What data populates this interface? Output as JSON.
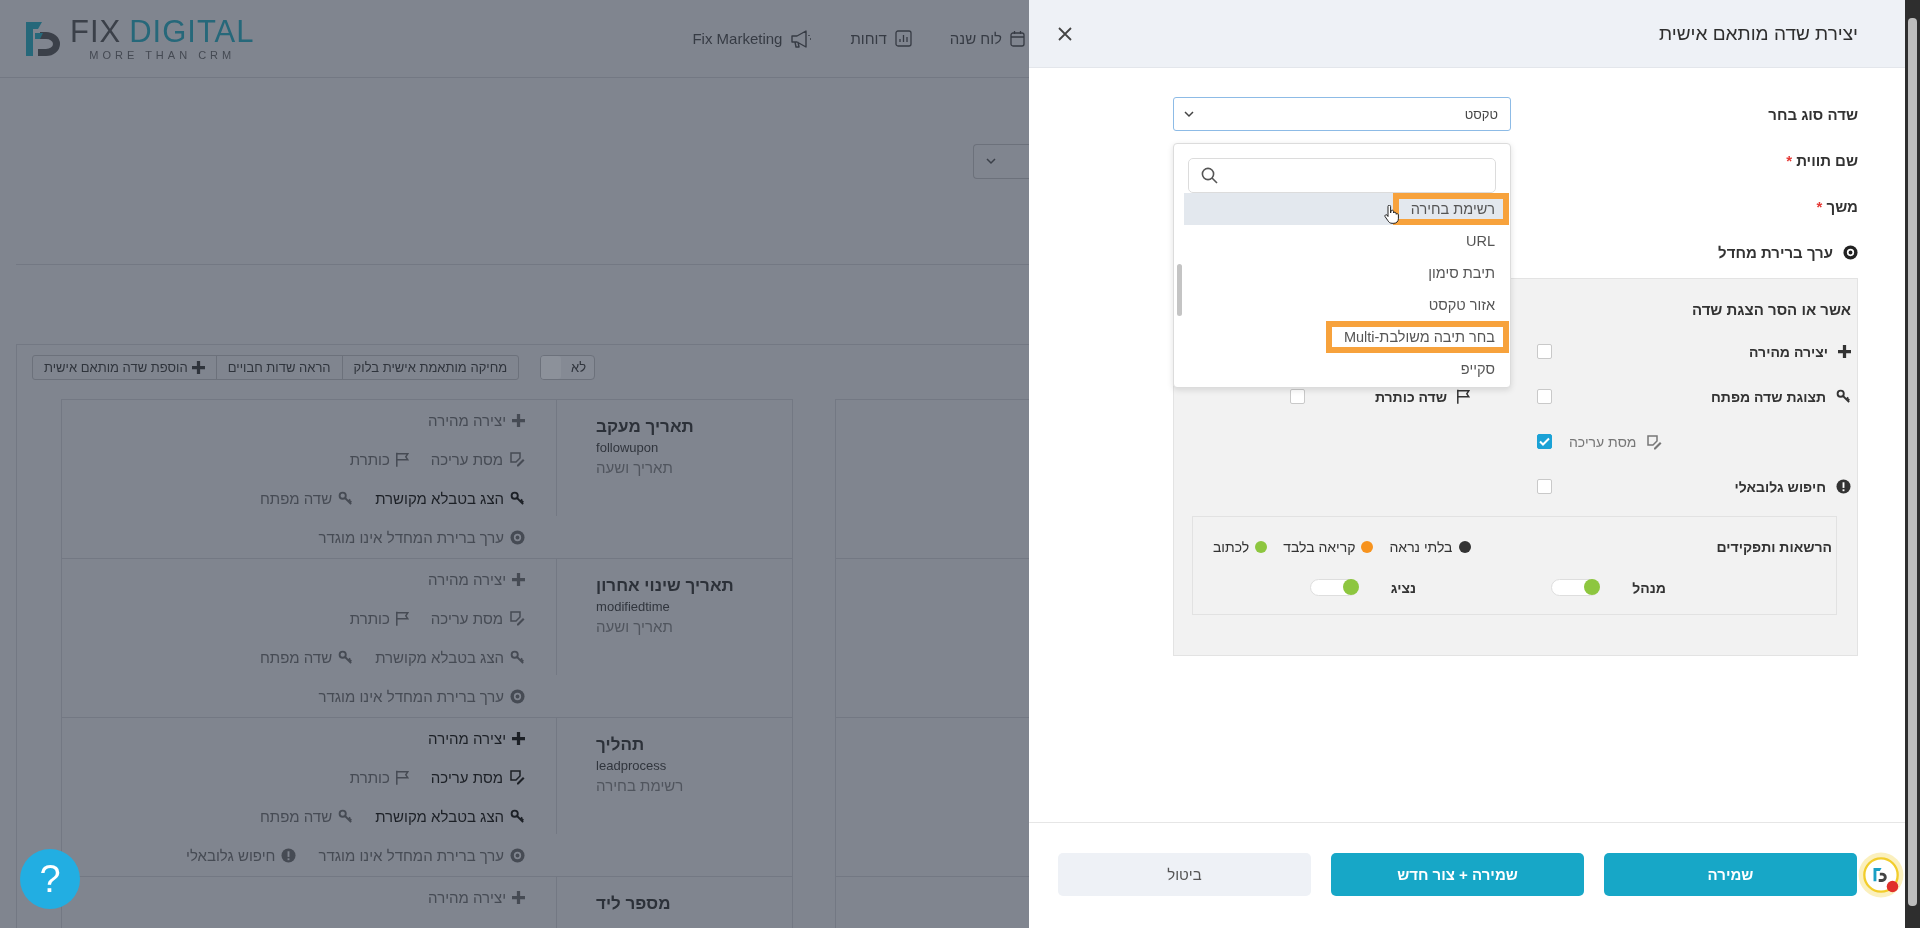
{
  "header": {
    "logo": {
      "word_1": "FIX",
      "word_2": "DIGITAL",
      "tagline": "MORE THAN CRM"
    },
    "nav": [
      {
        "label": "לוח שנה",
        "kind": "calendar"
      },
      {
        "label": "דוחות",
        "kind": "chart"
      },
      {
        "label": "Fix Marketing",
        "kind": "megaphone"
      }
    ]
  },
  "toolbar": {
    "toggle": {
      "label": "לא",
      "on": false
    },
    "buttons": [
      {
        "label": "מחיקה מותאמת אישית בלוק",
        "kind": "plain"
      },
      {
        "label": "הראה שדות חבויים",
        "kind": "plain"
      },
      {
        "label": "הוספת שדה מותאם אישית",
        "kind": "add"
      }
    ]
  },
  "fields": [
    {
      "title": "תאריך מעקב",
      "api_name": "followupon",
      "type": "תאריך ושעה",
      "actions": [
        [
          {
            "label": "יצירה מהירה",
            "kind": "plus",
            "enabled": false
          }
        ],
        [
          {
            "label": "מסת עריכה",
            "kind": "edit",
            "enabled": false
          },
          {
            "label": "כותרת",
            "kind": "flag",
            "enabled": false
          }
        ],
        [
          {
            "label": "הצג בטבלא מקושרת",
            "kind": "key",
            "enabled": true
          },
          {
            "label": "שדה מפתח",
            "kind": "key",
            "enabled": false
          }
        ],
        [
          {
            "label": "ערך ברירת המחדל אינו מוגדר",
            "kind": "default",
            "enabled": false
          }
        ]
      ]
    },
    {
      "title": "תאריך שינוי אחרון",
      "api_name": "modifiedtime",
      "type": "תאריך ושעה",
      "actions": [
        [
          {
            "label": "יצירה מהירה",
            "kind": "plus",
            "enabled": false
          }
        ],
        [
          {
            "label": "מסת עריכה",
            "kind": "edit",
            "enabled": false
          },
          {
            "label": "כותרת",
            "kind": "flag",
            "enabled": false
          }
        ],
        [
          {
            "label": "הצג בטבלא מקושרת",
            "kind": "key",
            "enabled": false
          },
          {
            "label": "שדה מפתח",
            "kind": "key",
            "enabled": false
          }
        ],
        [
          {
            "label": "ערך ברירת המחדל אינו מוגדר",
            "kind": "default",
            "enabled": false
          }
        ]
      ]
    },
    {
      "title": "תהליך",
      "api_name": "leadprocess",
      "type": "רשימת בחירה",
      "actions": [
        [
          {
            "label": "יצירה מהירה",
            "kind": "plus",
            "enabled": true
          }
        ],
        [
          {
            "label": "מסת עריכה",
            "kind": "edit",
            "enabled": true
          },
          {
            "label": "כותרת",
            "kind": "flag",
            "enabled": false
          }
        ],
        [
          {
            "label": "הצג בטבלא מקושרת",
            "kind": "key",
            "enabled": true
          },
          {
            "label": "שדה מפתח",
            "kind": "key",
            "enabled": false
          }
        ],
        [
          {
            "label": "ערך ברירת המחדל אינו מוגדר",
            "kind": "default",
            "enabled": false
          },
          {
            "label": "חיפוש גלובאלי",
            "kind": "info",
            "enabled": false
          }
        ]
      ]
    },
    {
      "title": "מספר ליד",
      "actions": [
        [
          {
            "label": "יצירה מהירה",
            "kind": "plus",
            "enabled": false
          }
        ]
      ]
    }
  ],
  "panel": {
    "title": "יצירת שדה מותאם אישית",
    "form": [
      {
        "label": "שדה סוג בחר",
        "kind": "select",
        "value": "טקסט"
      },
      {
        "label": "שם תווית",
        "kind": "label",
        "marker": "*"
      },
      {
        "label": "משך",
        "kind": "label",
        "marker": "*"
      },
      {
        "label": "ערך ברירת מחדל",
        "kind": "default"
      }
    ],
    "dropdown": {
      "options": [
        {
          "label": "רשימת בחירה",
          "highlighted": true,
          "annotated": true
        },
        {
          "label": "URL",
          "highlighted": false,
          "annotated": false
        },
        {
          "label": "תיבת סימון",
          "highlighted": false,
          "annotated": false
        },
        {
          "label": "אזור טקסט",
          "highlighted": false,
          "annotated": false
        },
        {
          "label": "בחר תיבה משולבת-Multi",
          "highlighted": false,
          "annotated": true
        },
        {
          "label": "סקייפ",
          "highlighted": false,
          "annotated": false
        }
      ]
    },
    "visibility": {
      "title": "אשר או הסר הצגת שדה",
      "rows": [
        [
          {
            "label": "יצירה מהירה",
            "kind": "plus",
            "checked": false,
            "muted": false
          }
        ],
        [
          {
            "label": "תצוגת שדה מפתח",
            "kind": "key",
            "checked": false,
            "muted": false
          },
          {
            "label": "שדה כותרת",
            "kind": "flag",
            "checked": false,
            "muted": false
          }
        ],
        [
          {
            "label": "מסת עריכה",
            "kind": "edit",
            "checked": true,
            "muted": true
          }
        ],
        [
          {
            "label": "חיפוש גלובאלי",
            "kind": "info",
            "checked": false,
            "muted": false
          }
        ]
      ]
    },
    "permissions": {
      "title": "הרשאות ותפקידים",
      "legend": [
        {
          "label": "בלתי נראה",
          "color": "#333333"
        },
        {
          "label": "קריאה בלבד",
          "color": "#f7931e"
        },
        {
          "label": "לכתוב",
          "color": "#8dc63f"
        }
      ],
      "roles": [
        {
          "label": "מנהל",
          "level": 1
        },
        {
          "label": "נציג",
          "level": 1
        }
      ]
    },
    "buttons": [
      {
        "label": "שמירה",
        "kind": "primary"
      },
      {
        "label": "שמירה + צור חדש",
        "kind": "primary"
      },
      {
        "label": "ביטול",
        "kind": "secondary"
      }
    ]
  },
  "help_button": {
    "label": "?"
  }
}
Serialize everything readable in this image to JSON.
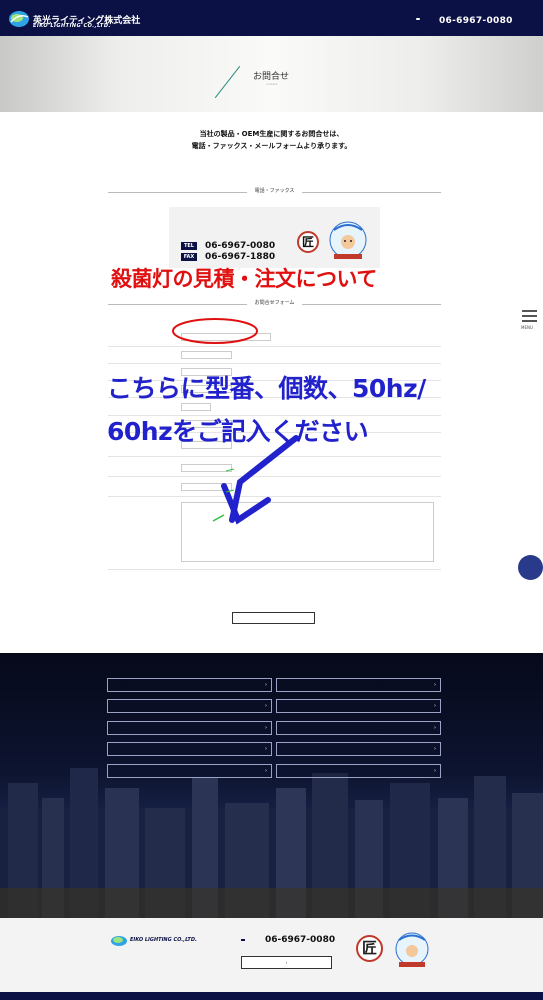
{
  "header": {
    "topbar_text": "",
    "logo_jp": "英光ライティング株式会社",
    "logo_en": "EIKO LIGHTING CO.,LTD.",
    "note": "",
    "tel_badge": "",
    "tel": "06-6967-0080"
  },
  "hero": {
    "title": "お問合せ",
    "subtitle": "contact"
  },
  "intro": {
    "line1": "当社の製品・OEM生産に関するお問合せは、",
    "line2": "電話・ファックス・メールフォームより承ります。",
    "note": "",
    "link": ""
  },
  "phone_section": {
    "title": "電話・ファックス",
    "box_note": "",
    "company": "",
    "address": "",
    "tel_label": "TEL",
    "tel": "06-6967-0080",
    "fax_label": "FAX",
    "fax": "06-6967-1880",
    "takumi": "匠"
  },
  "annotations": {
    "red": "殺菌灯の見積・注文について",
    "blue_line1": "こちらに型番、個数、50hz/",
    "blue_line2": "60hzをご記入ください"
  },
  "form": {
    "title": "お問合せフォーム",
    "required_label": "",
    "fields": [
      {
        "label": "",
        "value": ""
      },
      {
        "label": "",
        "value": ""
      },
      {
        "label": "",
        "value": ""
      },
      {
        "label": "",
        "value": ""
      },
      {
        "label": "",
        "value": ""
      },
      {
        "label": "",
        "value": ""
      },
      {
        "label": "",
        "value": ""
      },
      {
        "label": "",
        "placeholder": ""
      },
      {
        "label": "",
        "placeholder": ""
      },
      {
        "label": "",
        "value": ""
      }
    ],
    "contact_method_label_1": "",
    "contact_method_label_2": "",
    "contact_methods": [
      "",
      "",
      ""
    ],
    "submit": ""
  },
  "side": {
    "menu": "MENU",
    "top": ""
  },
  "footer_nav": [
    {
      "label": ""
    },
    {
      "label": ""
    },
    {
      "label": ""
    },
    {
      "label": ""
    },
    {
      "label": ""
    },
    {
      "label": ""
    },
    {
      "label": ""
    },
    {
      "label": ""
    },
    {
      "label": ""
    },
    {
      "label": ""
    }
  ],
  "footer": {
    "logo_en": "EIKO LIGHTING CO.,LTD.",
    "line1": "",
    "line2": "",
    "address": "",
    "phones": "",
    "note": "",
    "tel_badge": "",
    "tel": "06-6967-0080",
    "form_button": "",
    "takumi": "匠",
    "motto1": "",
    "motto2": "",
    "motto_small": "",
    "copyright": ""
  },
  "colors": {
    "navy": "#0b1144",
    "accent_green": "#2a8c7a",
    "required_red": "#c0392b",
    "annotation_red": "#e01010",
    "annotation_blue": "#2222cc"
  }
}
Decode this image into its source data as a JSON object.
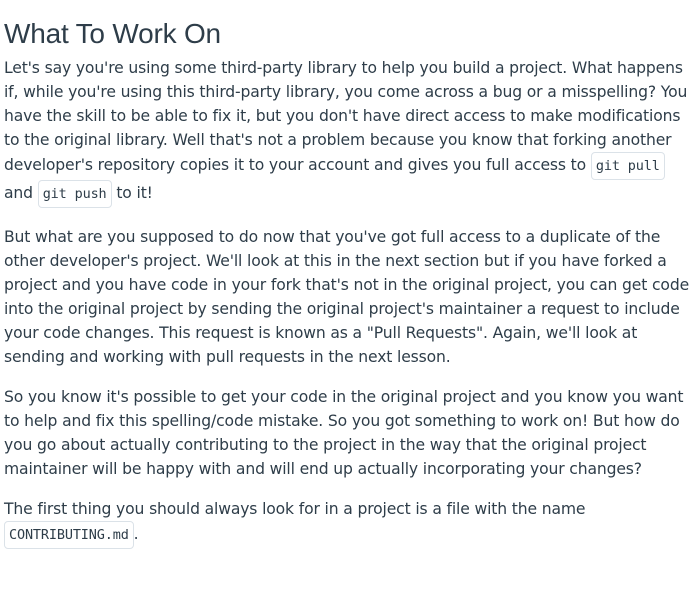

WORK REQUIRED
Gather up, from the records above, each line where the word "this" appears.

WRITTEN SOLUTION
What data populates this interface? Output as JSON.
Serialize everything readable in this image to JSON.
Decode this image into its source data as a JSON object.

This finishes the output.